▸ DATA SUPPLIED:
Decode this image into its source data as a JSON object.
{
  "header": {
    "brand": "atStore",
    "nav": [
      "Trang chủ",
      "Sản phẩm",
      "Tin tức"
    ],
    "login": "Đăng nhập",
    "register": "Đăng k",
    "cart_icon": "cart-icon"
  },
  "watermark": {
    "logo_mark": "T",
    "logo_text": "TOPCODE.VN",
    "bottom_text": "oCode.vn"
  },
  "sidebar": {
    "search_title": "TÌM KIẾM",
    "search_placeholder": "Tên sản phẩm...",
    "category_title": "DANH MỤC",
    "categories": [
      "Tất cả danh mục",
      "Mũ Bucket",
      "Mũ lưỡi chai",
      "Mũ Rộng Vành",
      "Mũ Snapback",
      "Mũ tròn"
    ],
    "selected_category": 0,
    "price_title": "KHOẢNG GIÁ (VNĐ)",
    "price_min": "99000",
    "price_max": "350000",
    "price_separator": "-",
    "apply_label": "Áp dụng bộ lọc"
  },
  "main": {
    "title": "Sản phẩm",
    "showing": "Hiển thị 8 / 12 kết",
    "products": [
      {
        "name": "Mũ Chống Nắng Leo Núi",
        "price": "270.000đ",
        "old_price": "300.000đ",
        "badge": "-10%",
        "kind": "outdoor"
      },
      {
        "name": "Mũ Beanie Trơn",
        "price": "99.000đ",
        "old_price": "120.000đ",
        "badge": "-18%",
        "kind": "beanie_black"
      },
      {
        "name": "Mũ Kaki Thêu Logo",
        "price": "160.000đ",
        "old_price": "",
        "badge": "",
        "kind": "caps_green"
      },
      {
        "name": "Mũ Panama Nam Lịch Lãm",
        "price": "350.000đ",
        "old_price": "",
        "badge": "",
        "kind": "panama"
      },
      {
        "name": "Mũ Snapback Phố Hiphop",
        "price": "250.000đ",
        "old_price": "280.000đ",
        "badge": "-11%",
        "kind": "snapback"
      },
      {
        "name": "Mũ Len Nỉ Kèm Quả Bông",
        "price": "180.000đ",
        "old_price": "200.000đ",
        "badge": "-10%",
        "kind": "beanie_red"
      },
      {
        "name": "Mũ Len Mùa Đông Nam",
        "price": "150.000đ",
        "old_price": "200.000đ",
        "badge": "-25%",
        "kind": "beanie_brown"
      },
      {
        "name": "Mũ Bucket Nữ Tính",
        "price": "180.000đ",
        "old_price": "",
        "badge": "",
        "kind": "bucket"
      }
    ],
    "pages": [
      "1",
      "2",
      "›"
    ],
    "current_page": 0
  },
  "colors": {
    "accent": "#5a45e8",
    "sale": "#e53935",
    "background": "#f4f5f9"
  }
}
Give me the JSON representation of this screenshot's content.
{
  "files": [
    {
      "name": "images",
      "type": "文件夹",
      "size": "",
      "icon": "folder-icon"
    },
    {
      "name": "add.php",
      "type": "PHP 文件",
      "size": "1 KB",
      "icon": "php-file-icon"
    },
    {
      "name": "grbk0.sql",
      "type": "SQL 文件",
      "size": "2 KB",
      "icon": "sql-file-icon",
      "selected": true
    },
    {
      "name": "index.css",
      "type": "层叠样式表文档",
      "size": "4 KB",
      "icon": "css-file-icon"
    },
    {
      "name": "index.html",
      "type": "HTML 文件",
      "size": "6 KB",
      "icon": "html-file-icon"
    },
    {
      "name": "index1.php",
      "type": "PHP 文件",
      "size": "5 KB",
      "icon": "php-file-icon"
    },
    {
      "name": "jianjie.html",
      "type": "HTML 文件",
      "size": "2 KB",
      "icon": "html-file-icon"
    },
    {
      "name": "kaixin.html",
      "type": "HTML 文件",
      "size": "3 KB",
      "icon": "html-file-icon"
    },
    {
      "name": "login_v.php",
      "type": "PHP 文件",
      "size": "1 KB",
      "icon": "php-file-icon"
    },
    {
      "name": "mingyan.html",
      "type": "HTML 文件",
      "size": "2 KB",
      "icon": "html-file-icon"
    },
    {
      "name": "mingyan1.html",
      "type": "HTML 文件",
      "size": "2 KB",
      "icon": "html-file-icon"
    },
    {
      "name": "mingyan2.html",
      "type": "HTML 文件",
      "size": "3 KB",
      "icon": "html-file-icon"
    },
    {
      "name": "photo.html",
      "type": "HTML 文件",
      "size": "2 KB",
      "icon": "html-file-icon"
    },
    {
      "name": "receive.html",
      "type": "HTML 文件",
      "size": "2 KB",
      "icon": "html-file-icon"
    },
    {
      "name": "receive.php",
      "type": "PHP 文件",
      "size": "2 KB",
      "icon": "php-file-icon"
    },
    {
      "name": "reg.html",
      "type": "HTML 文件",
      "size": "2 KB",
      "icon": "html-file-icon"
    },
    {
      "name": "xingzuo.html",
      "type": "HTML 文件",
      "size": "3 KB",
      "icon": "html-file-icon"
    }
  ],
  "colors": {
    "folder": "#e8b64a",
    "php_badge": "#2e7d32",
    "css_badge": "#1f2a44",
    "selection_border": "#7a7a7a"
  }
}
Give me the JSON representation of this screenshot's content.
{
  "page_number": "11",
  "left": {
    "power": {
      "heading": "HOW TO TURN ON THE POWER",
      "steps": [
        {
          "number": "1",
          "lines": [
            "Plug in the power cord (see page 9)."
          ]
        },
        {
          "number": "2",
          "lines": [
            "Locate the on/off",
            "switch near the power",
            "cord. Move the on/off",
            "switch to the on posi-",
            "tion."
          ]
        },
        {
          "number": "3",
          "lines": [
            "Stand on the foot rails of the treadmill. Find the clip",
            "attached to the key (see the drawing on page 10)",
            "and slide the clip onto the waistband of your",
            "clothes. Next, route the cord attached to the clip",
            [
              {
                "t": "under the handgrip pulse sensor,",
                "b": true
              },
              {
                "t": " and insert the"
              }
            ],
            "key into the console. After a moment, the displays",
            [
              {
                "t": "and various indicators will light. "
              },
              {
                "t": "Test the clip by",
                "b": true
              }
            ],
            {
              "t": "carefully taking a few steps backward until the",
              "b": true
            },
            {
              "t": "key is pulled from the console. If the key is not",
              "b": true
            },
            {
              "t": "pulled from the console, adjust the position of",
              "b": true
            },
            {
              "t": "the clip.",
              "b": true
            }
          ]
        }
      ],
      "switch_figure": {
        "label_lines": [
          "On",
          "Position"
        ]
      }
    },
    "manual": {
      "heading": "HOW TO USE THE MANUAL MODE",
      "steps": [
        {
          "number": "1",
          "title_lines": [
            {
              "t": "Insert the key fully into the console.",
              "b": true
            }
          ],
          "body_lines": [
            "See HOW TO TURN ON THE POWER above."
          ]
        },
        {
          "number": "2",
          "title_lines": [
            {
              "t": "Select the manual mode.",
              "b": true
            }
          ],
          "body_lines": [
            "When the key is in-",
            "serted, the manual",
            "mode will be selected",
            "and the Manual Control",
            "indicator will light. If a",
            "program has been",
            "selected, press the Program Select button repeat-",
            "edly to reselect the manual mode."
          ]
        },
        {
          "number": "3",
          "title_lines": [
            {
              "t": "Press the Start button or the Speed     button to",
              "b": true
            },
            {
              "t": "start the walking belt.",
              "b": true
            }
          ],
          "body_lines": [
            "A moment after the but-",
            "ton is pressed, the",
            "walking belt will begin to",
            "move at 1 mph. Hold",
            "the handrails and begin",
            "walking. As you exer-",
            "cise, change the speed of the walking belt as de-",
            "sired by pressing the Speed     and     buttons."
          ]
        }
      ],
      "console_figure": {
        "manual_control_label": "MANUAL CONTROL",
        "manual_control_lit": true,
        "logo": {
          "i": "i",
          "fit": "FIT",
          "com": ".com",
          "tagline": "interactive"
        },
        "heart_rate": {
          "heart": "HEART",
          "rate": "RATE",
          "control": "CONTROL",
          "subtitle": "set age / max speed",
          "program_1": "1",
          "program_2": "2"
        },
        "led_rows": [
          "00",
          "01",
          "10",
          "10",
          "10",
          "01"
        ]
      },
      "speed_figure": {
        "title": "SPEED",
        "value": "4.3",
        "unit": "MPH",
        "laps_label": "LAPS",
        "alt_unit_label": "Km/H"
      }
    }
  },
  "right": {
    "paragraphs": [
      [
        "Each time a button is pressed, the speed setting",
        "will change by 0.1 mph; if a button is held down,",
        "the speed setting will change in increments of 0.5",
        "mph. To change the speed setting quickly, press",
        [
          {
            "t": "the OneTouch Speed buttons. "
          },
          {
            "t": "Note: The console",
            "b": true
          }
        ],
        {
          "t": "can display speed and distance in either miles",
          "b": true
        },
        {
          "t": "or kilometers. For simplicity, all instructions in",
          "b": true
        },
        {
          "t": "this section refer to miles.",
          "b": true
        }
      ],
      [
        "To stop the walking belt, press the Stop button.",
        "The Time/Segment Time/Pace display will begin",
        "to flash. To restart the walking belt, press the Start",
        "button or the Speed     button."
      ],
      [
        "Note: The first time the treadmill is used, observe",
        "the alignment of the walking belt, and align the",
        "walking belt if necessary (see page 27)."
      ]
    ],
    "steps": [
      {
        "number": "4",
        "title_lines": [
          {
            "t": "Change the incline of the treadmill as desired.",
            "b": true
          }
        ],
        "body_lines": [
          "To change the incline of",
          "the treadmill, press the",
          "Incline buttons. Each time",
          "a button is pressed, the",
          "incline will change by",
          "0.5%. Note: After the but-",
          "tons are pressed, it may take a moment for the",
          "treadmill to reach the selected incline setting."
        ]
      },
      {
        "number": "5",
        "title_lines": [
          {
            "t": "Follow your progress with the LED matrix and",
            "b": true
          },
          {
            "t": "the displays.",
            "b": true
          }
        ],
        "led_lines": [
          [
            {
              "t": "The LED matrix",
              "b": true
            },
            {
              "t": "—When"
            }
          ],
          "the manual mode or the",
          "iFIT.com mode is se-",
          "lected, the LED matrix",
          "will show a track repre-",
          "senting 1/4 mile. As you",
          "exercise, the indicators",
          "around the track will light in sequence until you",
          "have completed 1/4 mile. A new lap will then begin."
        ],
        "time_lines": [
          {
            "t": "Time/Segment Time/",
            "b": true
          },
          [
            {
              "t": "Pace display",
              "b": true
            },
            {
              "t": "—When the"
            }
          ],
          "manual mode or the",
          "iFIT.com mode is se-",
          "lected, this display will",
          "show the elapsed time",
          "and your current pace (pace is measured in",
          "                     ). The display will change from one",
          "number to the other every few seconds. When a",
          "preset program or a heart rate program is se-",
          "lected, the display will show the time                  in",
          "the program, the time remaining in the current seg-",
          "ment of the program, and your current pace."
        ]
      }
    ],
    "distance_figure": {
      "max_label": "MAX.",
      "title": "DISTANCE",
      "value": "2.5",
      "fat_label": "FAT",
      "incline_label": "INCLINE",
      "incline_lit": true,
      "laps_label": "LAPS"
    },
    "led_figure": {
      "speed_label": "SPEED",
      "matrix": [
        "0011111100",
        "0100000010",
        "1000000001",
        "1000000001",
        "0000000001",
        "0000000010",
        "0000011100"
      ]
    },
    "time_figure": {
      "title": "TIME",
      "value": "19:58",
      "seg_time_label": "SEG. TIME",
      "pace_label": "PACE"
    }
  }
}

▸ OBJECTIVE: Find every line that includes the string "moment". Report how many there are and nothing else.

▸ SOLUTION: 3